[start Input material]
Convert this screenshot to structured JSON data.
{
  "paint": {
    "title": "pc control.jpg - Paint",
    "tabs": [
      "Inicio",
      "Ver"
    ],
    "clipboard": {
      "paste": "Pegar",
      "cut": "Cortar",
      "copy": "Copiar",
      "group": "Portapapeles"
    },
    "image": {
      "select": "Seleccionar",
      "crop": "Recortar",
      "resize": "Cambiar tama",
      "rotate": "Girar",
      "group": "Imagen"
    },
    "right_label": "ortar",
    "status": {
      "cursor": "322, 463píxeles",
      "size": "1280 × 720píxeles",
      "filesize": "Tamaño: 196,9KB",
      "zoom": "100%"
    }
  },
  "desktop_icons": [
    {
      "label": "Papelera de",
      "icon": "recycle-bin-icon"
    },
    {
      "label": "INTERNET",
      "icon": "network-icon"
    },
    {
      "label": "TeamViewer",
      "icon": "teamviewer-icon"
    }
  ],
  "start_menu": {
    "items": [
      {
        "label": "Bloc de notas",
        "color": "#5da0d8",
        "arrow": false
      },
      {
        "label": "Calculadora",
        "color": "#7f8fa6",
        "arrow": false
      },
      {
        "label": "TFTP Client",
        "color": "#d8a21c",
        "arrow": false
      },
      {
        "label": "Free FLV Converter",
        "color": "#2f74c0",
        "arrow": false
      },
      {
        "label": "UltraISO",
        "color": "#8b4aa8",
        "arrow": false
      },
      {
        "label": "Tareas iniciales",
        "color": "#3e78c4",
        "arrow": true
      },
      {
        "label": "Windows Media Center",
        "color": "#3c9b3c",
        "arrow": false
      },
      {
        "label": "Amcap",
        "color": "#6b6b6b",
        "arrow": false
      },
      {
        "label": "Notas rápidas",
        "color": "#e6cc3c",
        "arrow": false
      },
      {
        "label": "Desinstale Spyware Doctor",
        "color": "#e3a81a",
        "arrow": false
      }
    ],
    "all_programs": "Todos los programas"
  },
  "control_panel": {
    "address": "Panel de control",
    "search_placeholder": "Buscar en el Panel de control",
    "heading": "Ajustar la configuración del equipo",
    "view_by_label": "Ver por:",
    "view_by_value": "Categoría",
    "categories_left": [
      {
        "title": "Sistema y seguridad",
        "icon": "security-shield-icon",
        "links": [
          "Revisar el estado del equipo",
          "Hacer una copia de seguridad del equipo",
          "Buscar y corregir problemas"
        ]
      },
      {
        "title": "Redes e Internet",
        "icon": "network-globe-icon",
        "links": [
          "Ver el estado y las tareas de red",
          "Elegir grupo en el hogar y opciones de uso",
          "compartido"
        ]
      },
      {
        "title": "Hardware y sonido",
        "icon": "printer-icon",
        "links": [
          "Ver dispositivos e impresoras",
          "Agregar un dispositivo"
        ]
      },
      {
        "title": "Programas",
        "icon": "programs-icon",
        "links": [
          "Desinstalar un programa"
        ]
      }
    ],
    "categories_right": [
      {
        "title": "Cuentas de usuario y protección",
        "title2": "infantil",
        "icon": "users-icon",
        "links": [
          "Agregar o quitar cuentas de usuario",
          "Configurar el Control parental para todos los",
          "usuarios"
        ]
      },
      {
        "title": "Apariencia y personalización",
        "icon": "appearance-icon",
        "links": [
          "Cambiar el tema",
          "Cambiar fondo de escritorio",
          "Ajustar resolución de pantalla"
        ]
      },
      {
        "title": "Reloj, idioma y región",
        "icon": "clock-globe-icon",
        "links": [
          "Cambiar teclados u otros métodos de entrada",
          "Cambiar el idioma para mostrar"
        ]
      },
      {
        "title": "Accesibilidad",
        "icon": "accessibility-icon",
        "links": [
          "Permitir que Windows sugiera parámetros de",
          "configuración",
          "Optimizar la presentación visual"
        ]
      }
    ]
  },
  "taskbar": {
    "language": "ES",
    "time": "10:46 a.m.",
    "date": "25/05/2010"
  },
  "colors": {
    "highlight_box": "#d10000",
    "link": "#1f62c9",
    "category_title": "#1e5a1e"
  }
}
[end Input material]
### Exercise
Return the listing above in full, character for character.

### Exercise result
Convert this screenshot to structured JSON data.
{
  "paint": {
    "title": "pc control.jpg - Paint",
    "tabs": [
      "Inicio",
      "Ver"
    ],
    "clipboard": {
      "paste": "Pegar",
      "cut": "Cortar",
      "copy": "Copiar",
      "group": "Portapapeles"
    },
    "image": {
      "select": "Seleccionar",
      "crop": "Recortar",
      "resize": "Cambiar tama",
      "rotate": "Girar",
      "group": "Imagen"
    },
    "right_label": "ortar",
    "status": {
      "cursor": "322, 463píxeles",
      "size": "1280 × 720píxeles",
      "filesize": "Tamaño: 196,9KB",
      "zoom": "100%"
    }
  },
  "desktop_icons": [
    {
      "label": "Papelera de",
      "icon": "recycle-bin-icon"
    },
    {
      "label": "INTERNET",
      "icon": "network-icon"
    },
    {
      "label": "TeamViewer",
      "icon": "teamviewer-icon"
    }
  ],
  "start_menu": {
    "items": [
      {
        "label": "Bloc de notas",
        "color": "#5da0d8",
        "arrow": false
      },
      {
        "label": "Calculadora",
        "color": "#7f8fa6",
        "arrow": false
      },
      {
        "label": "TFTP Client",
        "color": "#d8a21c",
        "arrow": false
      },
      {
        "label": "Free FLV Converter",
        "color": "#2f74c0",
        "arrow": false
      },
      {
        "label": "UltraISO",
        "color": "#8b4aa8",
        "arrow": false
      },
      {
        "label": "Tareas iniciales",
        "color": "#3e78c4",
        "arrow": true
      },
      {
        "label": "Windows Media Center",
        "color": "#3c9b3c",
        "arrow": false
      },
      {
        "label": "Amcap",
        "color": "#6b6b6b",
        "arrow": false
      },
      {
        "label": "Notas rápidas",
        "color": "#e6cc3c",
        "arrow": false
      },
      {
        "label": "Desinstale Spyware Doctor",
        "color": "#e3a81a",
        "arrow": false
      }
    ],
    "all_programs": "Todos los programas"
  },
  "control_panel": {
    "address": "Panel de control",
    "search_placeholder": "Buscar en el Panel de control",
    "heading": "Ajustar la configuración del equipo",
    "view_by_label": "Ver por:",
    "view_by_value": "Categoría",
    "categories_left": [
      {
        "title": "Sistema y seguridad",
        "icon": "security-shield-icon",
        "links": [
          "Revisar el estado del equipo",
          "Hacer una copia de seguridad del equipo",
          "Buscar y corregir problemas"
        ]
      },
      {
        "title": "Redes e Internet",
        "icon": "network-globe-icon",
        "links": [
          "Ver el estado y las tareas de red",
          "Elegir grupo en el hogar y opciones de uso",
          "compartido"
        ]
      },
      {
        "title": "Hardware y sonido",
        "icon": "printer-icon",
        "links": [
          "Ver dispositivos e impresoras",
          "Agregar un dispositivo"
        ]
      },
      {
        "title": "Programas",
        "icon": "programs-icon",
        "links": [
          "Desinstalar un programa"
        ]
      }
    ],
    "categories_right": [
      {
        "title": "Cuentas de usuario y protección",
        "title2": "infantil",
        "icon": "users-icon",
        "links": [
          "Agregar o quitar cuentas de usuario",
          "Configurar el Control parental para todos los",
          "usuarios"
        ]
      },
      {
        "title": "Apariencia y personalización",
        "icon": "appearance-icon",
        "links": [
          "Cambiar el tema",
          "Cambiar fondo de escritorio",
          "Ajustar resolución de pantalla"
        ]
      },
      {
        "title": "Reloj, idioma y región",
        "icon": "clock-globe-icon",
        "links": [
          "Cambiar teclados u otros métodos de entrada",
          "Cambiar el idioma para mostrar"
        ]
      },
      {
        "title": "Accesibilidad",
        "icon": "accessibility-icon",
        "links": [
          "Permitir que Windows sugiera parámetros de",
          "configuración",
          "Optimizar la presentación visual"
        ]
      }
    ]
  },
  "taskbar": {
    "language": "ES",
    "time": "10:46 a.m.",
    "date": "25/05/2010"
  },
  "colors": {
    "highlight_box": "#d10000",
    "link": "#1f62c9",
    "category_title": "#1e5a1e"
  }
}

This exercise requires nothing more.